RECORD LIST ::
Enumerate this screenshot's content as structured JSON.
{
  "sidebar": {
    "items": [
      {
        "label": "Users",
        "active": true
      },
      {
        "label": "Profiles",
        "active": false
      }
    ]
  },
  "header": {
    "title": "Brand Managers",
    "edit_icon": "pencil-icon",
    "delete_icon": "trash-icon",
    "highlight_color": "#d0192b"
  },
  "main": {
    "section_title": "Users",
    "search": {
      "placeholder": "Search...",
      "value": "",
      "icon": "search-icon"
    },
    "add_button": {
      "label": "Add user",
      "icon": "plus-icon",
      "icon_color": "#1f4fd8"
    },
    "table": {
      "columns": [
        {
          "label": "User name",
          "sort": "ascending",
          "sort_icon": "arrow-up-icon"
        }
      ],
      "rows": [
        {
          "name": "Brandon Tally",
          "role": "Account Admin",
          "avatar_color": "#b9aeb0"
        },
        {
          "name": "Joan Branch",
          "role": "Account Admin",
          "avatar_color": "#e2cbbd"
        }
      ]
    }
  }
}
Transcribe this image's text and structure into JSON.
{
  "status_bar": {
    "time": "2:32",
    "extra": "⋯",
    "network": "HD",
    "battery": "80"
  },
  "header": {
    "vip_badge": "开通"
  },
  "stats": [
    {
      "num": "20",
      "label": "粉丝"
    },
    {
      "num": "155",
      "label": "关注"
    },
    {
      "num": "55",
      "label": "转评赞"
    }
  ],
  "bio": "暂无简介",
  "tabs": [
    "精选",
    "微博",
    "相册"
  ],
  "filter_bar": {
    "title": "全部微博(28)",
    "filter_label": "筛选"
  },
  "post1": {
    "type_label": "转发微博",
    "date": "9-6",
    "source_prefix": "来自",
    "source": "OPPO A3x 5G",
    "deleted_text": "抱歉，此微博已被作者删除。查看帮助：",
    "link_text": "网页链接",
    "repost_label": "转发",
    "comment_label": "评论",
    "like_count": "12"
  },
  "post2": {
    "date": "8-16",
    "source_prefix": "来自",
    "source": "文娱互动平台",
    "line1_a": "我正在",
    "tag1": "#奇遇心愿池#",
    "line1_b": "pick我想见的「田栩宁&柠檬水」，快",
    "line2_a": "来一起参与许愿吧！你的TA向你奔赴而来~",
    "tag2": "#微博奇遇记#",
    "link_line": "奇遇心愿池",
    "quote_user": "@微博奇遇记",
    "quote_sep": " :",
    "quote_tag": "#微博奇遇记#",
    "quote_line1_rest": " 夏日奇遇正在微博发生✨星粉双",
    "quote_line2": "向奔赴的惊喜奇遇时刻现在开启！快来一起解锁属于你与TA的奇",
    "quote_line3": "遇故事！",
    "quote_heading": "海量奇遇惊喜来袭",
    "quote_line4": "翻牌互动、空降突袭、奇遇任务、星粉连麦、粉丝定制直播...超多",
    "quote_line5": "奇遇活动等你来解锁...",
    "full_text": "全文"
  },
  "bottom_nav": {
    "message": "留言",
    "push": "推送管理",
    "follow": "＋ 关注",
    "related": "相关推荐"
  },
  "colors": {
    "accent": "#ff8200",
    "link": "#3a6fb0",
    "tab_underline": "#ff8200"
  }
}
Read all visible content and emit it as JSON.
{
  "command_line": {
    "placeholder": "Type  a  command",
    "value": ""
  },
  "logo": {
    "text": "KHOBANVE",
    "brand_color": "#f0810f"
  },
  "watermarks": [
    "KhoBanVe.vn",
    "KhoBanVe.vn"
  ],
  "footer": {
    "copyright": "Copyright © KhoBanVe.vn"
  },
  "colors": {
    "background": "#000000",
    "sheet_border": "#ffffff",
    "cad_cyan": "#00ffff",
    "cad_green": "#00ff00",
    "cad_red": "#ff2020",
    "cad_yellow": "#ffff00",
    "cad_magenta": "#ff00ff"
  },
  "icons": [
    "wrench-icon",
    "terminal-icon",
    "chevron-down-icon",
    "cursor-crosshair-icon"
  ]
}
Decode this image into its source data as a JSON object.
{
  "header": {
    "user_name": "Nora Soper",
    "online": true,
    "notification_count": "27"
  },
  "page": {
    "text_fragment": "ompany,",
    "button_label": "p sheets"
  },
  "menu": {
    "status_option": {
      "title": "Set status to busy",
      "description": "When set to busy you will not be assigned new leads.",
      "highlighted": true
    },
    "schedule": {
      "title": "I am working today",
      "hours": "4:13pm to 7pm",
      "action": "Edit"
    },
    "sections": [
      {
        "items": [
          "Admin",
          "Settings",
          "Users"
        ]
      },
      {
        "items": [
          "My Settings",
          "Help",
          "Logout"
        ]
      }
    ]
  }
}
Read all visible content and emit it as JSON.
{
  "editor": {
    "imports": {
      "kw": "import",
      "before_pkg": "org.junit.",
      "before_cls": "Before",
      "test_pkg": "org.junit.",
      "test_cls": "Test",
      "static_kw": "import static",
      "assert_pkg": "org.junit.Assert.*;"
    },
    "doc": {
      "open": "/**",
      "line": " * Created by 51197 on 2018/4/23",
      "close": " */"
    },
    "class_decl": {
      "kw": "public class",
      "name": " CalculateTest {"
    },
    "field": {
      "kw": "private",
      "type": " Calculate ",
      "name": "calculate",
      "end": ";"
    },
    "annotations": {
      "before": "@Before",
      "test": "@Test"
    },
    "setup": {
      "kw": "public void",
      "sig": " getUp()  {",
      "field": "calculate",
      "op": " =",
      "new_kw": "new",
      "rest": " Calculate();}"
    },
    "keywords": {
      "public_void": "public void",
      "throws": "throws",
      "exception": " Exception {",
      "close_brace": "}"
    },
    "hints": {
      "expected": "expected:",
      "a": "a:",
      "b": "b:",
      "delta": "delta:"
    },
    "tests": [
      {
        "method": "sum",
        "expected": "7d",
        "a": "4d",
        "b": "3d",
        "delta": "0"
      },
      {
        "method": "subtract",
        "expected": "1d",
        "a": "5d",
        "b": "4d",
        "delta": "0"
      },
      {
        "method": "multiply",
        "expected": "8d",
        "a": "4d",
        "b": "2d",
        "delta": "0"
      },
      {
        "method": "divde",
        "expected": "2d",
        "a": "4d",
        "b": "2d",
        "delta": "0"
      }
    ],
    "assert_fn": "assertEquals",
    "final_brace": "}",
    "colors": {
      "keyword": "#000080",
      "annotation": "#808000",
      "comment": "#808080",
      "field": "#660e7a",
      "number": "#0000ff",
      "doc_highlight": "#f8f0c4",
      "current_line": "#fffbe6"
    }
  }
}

WHAT THE TASK REQUIRES :: Collect from the data above every line that includes "true".

TASK RESPONSE ::
        "active": true
    "online": true,
      "highlighted": true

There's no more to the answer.